* Requirement
Look through the lines below and extract any with the word "Εικαστικών".

* Data section
──────────

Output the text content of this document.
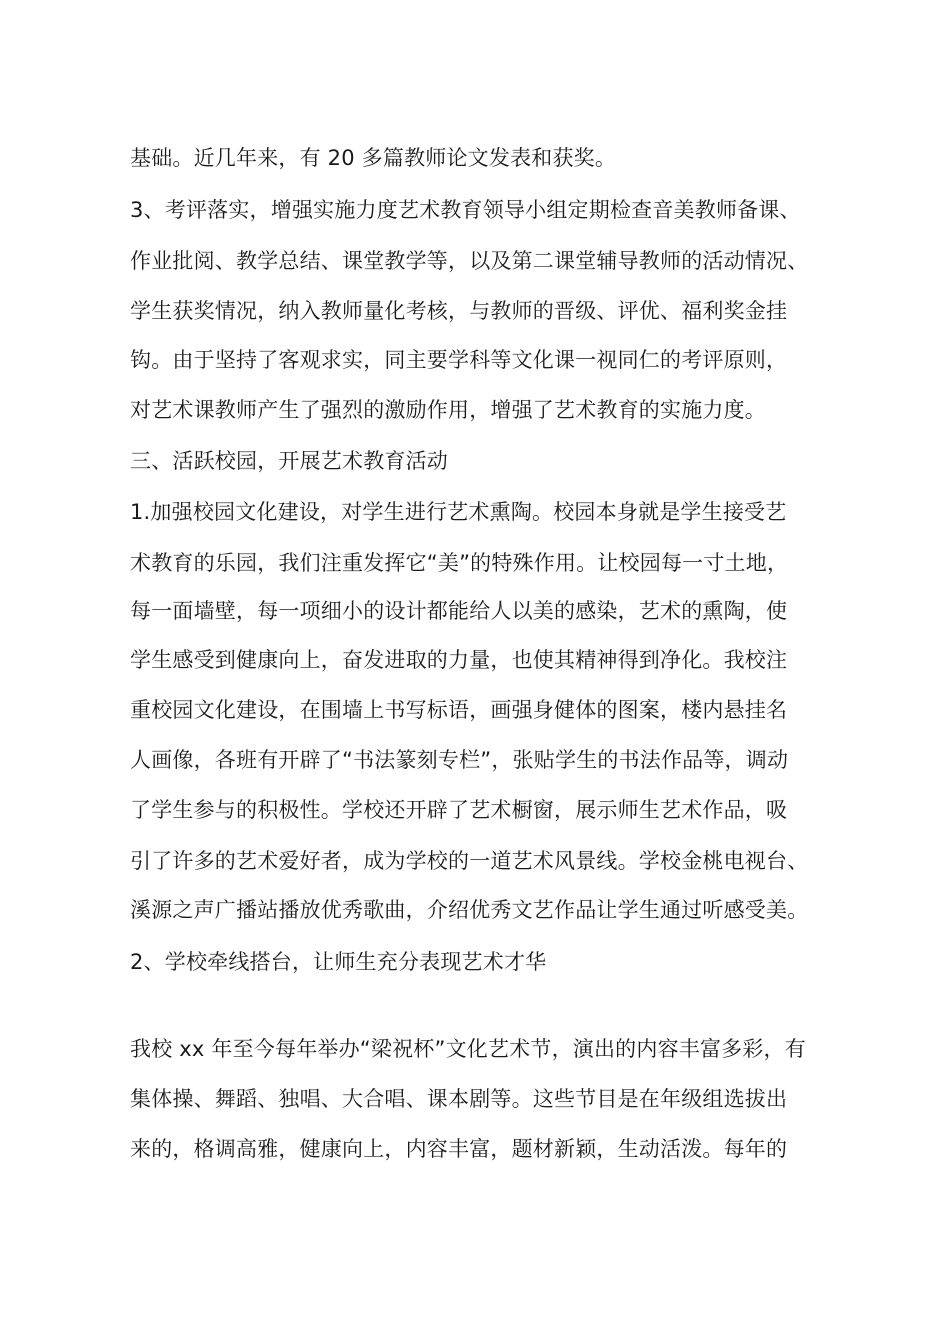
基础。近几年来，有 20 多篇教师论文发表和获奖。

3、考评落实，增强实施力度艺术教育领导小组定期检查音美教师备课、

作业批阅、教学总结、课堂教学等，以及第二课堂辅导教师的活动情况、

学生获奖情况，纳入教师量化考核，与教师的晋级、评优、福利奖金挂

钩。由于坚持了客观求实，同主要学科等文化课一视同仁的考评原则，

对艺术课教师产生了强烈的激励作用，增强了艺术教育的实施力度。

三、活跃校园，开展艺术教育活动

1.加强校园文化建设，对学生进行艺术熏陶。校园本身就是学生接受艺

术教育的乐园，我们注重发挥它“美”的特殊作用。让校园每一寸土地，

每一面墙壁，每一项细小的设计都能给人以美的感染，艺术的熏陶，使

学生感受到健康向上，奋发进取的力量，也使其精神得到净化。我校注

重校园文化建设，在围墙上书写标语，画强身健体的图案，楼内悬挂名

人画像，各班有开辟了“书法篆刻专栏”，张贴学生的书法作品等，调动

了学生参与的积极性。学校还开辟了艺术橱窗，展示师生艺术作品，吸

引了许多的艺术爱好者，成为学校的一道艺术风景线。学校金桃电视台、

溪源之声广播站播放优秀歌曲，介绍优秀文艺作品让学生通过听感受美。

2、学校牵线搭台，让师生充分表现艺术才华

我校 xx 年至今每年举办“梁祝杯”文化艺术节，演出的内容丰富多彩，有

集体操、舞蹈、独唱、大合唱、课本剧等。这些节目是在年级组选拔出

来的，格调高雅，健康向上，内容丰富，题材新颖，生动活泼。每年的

──────────

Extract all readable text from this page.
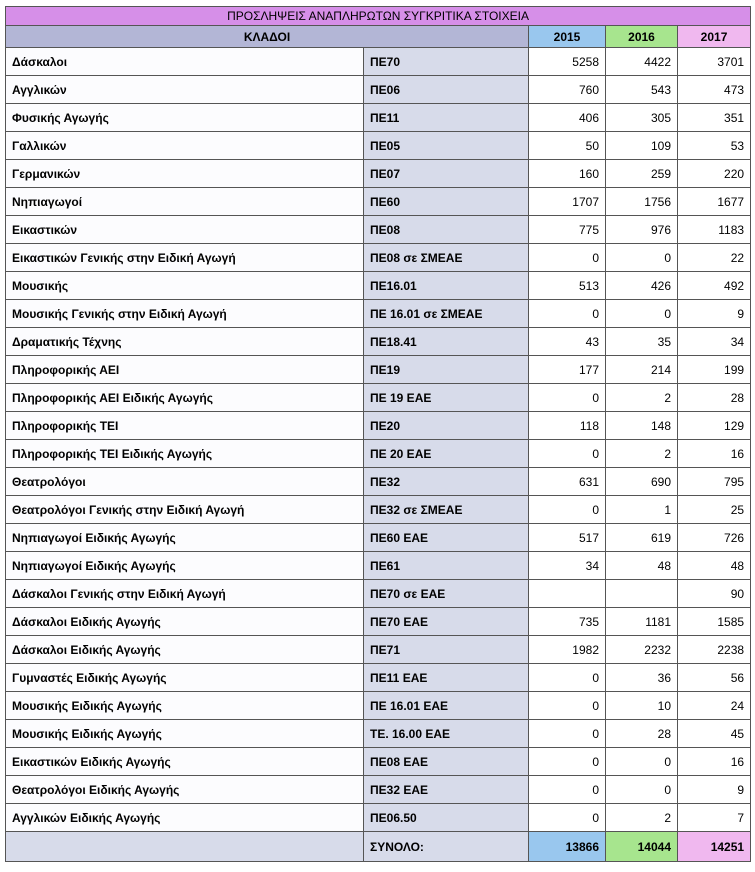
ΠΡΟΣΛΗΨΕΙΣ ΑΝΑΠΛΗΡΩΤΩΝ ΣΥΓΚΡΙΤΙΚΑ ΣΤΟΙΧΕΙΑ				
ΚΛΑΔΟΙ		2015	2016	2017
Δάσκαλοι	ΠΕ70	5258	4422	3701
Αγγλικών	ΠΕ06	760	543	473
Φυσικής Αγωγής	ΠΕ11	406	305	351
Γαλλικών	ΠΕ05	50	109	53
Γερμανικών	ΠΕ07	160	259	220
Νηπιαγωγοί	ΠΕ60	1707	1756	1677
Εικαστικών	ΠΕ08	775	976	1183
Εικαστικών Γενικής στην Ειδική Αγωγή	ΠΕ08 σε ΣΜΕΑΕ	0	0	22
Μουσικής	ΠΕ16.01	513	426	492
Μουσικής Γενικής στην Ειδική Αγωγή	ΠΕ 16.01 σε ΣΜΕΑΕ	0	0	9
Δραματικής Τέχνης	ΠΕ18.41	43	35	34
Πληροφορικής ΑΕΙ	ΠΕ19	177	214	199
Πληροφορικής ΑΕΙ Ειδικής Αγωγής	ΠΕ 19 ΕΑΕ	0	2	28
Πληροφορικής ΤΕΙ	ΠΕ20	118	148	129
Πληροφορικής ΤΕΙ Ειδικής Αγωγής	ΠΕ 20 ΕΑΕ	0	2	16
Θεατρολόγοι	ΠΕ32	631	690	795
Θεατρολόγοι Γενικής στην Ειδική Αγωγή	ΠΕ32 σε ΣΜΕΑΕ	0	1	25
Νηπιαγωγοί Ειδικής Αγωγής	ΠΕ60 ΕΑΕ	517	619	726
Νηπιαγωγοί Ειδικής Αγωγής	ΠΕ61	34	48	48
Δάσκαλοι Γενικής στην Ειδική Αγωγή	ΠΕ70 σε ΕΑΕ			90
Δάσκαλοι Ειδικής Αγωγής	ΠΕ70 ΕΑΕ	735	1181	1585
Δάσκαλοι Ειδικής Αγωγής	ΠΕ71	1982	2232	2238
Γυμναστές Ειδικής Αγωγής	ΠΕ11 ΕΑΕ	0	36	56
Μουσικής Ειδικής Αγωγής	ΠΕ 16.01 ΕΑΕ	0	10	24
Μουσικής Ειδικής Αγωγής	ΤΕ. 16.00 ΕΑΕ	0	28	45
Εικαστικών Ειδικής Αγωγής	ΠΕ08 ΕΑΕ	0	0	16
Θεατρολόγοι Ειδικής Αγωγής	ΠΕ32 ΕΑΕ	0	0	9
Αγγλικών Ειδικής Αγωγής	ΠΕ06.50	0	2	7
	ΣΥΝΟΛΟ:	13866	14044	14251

──────────

* Result
Εικαστικών	ΠΕ08	775	976	1183
Εικαστικών Γενικής στην Ειδική Αγωγή	ΠΕ08 σε ΣΜΕΑΕ	0	0	22
Εικαστικών Ειδικής Αγωγής	ΠΕ08 ΕΑΕ	0	0	16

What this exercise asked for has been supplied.